Aim of the task: Collect every line that includes the string "Output".

(Data records)

■ ■ ■ ■

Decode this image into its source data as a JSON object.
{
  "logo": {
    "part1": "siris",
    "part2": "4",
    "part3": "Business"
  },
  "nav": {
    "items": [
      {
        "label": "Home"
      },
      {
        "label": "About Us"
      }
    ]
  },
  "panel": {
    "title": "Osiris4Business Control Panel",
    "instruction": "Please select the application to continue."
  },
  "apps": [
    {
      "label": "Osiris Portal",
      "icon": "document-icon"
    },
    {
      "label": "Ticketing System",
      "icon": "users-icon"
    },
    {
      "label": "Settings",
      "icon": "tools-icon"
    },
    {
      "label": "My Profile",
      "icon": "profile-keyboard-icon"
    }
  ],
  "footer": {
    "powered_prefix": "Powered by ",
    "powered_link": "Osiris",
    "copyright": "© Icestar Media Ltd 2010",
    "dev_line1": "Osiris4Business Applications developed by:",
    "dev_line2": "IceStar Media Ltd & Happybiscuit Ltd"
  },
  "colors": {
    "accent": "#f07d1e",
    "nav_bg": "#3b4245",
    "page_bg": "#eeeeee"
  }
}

■ ■ ■ ■

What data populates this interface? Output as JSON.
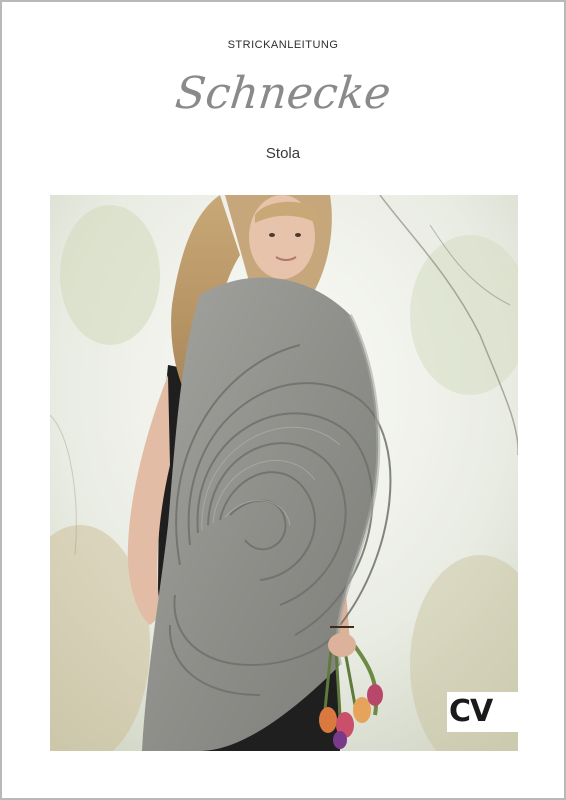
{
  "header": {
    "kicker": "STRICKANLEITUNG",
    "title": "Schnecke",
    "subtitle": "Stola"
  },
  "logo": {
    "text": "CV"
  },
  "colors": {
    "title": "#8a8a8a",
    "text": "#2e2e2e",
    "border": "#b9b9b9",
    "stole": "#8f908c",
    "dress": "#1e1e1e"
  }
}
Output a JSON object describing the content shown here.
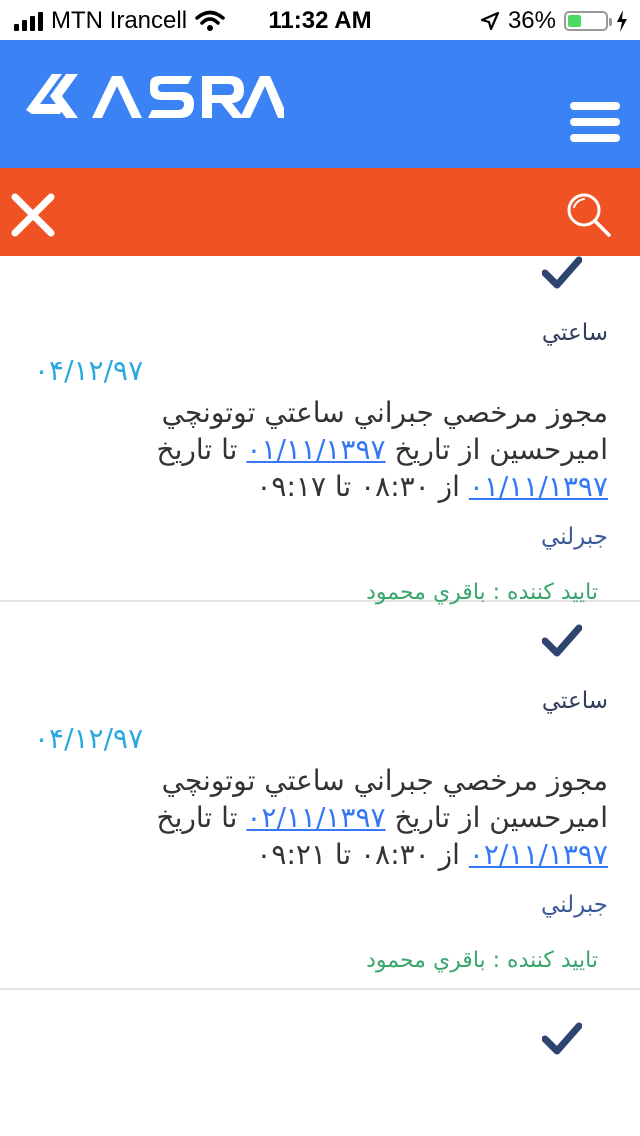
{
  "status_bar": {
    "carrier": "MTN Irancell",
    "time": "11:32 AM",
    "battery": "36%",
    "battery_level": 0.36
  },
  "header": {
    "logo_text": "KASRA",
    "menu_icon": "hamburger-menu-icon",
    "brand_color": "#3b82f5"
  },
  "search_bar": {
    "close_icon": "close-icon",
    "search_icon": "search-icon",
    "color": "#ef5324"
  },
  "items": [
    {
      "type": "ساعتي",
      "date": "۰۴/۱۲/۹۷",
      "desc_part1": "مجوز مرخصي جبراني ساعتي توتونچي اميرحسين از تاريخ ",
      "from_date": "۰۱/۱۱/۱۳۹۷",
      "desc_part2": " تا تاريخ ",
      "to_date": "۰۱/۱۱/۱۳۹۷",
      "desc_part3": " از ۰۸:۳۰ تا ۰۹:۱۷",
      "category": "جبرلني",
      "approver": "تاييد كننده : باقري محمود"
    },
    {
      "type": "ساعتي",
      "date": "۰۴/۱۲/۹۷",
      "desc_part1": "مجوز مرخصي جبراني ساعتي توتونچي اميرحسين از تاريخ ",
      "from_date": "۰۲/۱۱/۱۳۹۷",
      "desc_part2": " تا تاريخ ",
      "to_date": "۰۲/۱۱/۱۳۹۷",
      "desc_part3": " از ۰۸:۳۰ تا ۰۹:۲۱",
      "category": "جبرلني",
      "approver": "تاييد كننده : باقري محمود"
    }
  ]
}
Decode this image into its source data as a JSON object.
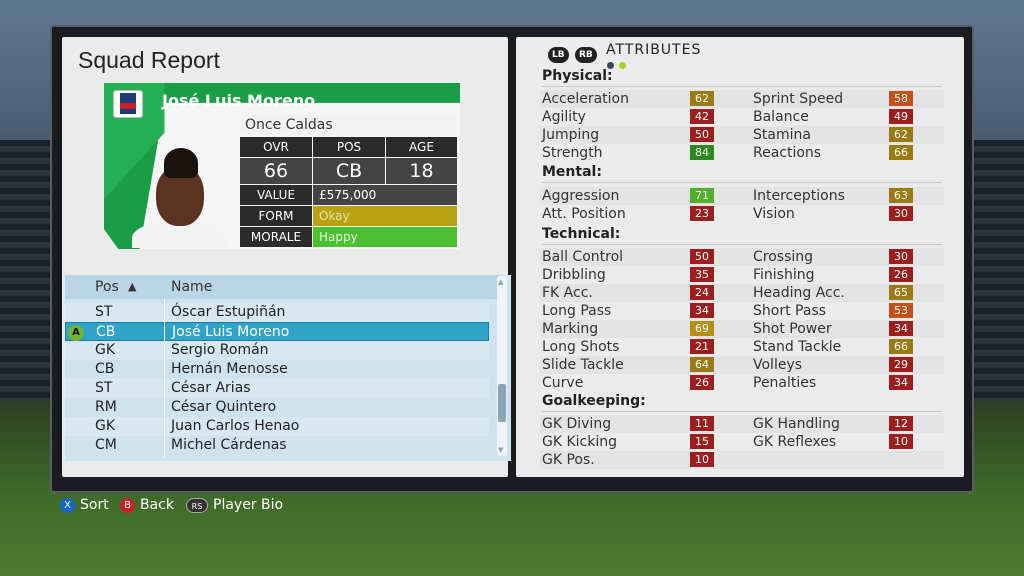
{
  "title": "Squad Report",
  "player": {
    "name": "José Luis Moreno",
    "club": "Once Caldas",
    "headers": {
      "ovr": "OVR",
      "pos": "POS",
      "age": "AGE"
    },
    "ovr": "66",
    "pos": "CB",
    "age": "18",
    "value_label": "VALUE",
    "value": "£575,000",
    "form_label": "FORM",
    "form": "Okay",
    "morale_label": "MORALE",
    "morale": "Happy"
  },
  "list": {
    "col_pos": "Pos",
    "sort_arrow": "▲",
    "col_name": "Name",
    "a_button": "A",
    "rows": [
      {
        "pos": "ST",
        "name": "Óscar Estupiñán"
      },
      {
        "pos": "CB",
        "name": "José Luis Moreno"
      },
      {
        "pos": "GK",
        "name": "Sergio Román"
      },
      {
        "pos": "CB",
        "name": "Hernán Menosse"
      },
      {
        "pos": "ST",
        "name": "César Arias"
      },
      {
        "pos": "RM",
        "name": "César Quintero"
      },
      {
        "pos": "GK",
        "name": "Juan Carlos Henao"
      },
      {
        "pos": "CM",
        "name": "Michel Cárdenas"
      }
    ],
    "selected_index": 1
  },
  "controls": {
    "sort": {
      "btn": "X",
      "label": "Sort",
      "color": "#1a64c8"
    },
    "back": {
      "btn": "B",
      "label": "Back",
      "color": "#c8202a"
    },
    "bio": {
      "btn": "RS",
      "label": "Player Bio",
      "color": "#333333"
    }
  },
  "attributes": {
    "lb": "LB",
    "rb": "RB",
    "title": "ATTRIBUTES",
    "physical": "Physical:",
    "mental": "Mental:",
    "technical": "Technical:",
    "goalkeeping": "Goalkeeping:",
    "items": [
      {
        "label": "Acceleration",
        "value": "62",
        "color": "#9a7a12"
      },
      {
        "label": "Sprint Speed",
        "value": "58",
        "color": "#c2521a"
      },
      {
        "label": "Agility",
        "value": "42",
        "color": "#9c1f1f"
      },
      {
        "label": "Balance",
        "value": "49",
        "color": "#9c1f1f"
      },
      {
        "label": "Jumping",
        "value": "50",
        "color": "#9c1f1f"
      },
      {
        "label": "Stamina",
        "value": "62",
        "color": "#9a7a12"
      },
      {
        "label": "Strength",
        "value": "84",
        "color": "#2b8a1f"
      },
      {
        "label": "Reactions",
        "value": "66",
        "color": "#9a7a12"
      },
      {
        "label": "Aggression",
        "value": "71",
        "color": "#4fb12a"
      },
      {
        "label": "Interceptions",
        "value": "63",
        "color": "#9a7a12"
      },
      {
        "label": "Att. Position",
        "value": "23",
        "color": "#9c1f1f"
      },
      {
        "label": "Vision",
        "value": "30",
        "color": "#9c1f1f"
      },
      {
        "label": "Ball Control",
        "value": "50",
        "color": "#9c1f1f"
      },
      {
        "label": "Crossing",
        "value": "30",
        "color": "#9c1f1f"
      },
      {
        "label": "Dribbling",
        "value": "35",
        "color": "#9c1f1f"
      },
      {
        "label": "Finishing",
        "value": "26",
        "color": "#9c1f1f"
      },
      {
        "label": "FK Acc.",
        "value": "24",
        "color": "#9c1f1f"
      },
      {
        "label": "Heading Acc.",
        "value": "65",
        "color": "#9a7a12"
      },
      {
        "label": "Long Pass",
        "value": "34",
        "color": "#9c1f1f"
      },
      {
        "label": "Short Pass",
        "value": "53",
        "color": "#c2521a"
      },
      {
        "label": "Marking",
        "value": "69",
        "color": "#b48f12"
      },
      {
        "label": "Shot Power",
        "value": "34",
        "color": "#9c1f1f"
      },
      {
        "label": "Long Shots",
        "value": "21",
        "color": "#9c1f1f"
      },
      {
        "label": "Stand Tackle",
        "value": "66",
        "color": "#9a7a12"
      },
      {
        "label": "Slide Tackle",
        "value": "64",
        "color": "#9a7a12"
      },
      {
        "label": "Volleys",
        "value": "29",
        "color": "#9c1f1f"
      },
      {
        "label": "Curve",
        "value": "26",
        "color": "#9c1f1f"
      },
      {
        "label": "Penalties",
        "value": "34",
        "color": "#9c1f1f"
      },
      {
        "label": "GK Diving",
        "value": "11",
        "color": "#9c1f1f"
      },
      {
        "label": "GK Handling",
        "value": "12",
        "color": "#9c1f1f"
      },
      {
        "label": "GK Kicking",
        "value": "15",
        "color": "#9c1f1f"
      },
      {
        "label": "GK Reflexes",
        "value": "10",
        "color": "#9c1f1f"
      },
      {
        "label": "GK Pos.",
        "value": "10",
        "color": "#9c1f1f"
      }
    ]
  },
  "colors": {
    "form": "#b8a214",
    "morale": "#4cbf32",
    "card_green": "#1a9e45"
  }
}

■ ■ ■ ■

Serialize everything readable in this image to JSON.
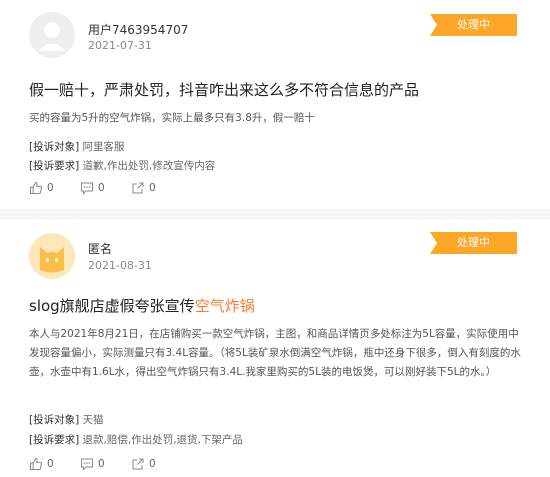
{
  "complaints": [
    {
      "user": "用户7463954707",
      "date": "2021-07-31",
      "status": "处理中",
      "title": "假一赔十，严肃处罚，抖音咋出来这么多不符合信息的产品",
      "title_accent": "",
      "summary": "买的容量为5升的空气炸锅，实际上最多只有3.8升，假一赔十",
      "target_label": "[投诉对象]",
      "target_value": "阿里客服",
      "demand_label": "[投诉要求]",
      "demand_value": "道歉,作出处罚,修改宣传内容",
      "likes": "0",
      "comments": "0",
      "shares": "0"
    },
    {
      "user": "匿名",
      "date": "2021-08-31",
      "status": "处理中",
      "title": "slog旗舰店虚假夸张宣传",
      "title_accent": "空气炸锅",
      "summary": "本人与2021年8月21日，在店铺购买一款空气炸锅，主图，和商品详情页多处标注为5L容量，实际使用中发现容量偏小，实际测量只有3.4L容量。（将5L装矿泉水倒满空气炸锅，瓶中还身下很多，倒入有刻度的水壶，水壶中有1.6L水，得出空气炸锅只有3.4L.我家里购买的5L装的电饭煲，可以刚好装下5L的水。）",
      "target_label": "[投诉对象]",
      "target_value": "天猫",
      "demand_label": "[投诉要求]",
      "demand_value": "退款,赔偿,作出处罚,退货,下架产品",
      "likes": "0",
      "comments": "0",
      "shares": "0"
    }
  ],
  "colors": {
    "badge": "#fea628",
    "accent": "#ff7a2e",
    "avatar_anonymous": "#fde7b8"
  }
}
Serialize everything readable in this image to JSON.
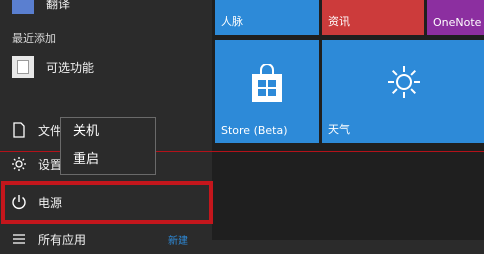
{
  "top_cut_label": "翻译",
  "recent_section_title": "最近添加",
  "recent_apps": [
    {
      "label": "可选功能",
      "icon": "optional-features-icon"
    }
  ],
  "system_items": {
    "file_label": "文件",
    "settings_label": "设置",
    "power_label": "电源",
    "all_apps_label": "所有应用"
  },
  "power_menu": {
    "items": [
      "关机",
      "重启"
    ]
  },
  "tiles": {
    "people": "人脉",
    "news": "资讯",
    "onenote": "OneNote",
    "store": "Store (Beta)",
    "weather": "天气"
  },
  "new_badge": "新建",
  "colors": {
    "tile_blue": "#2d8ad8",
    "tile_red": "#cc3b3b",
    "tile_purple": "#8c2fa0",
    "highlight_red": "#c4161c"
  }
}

■ ■ ■ ■

Solution below:
What data populates this interface? Output as JSON.
Output a JSON object describing the content shown here.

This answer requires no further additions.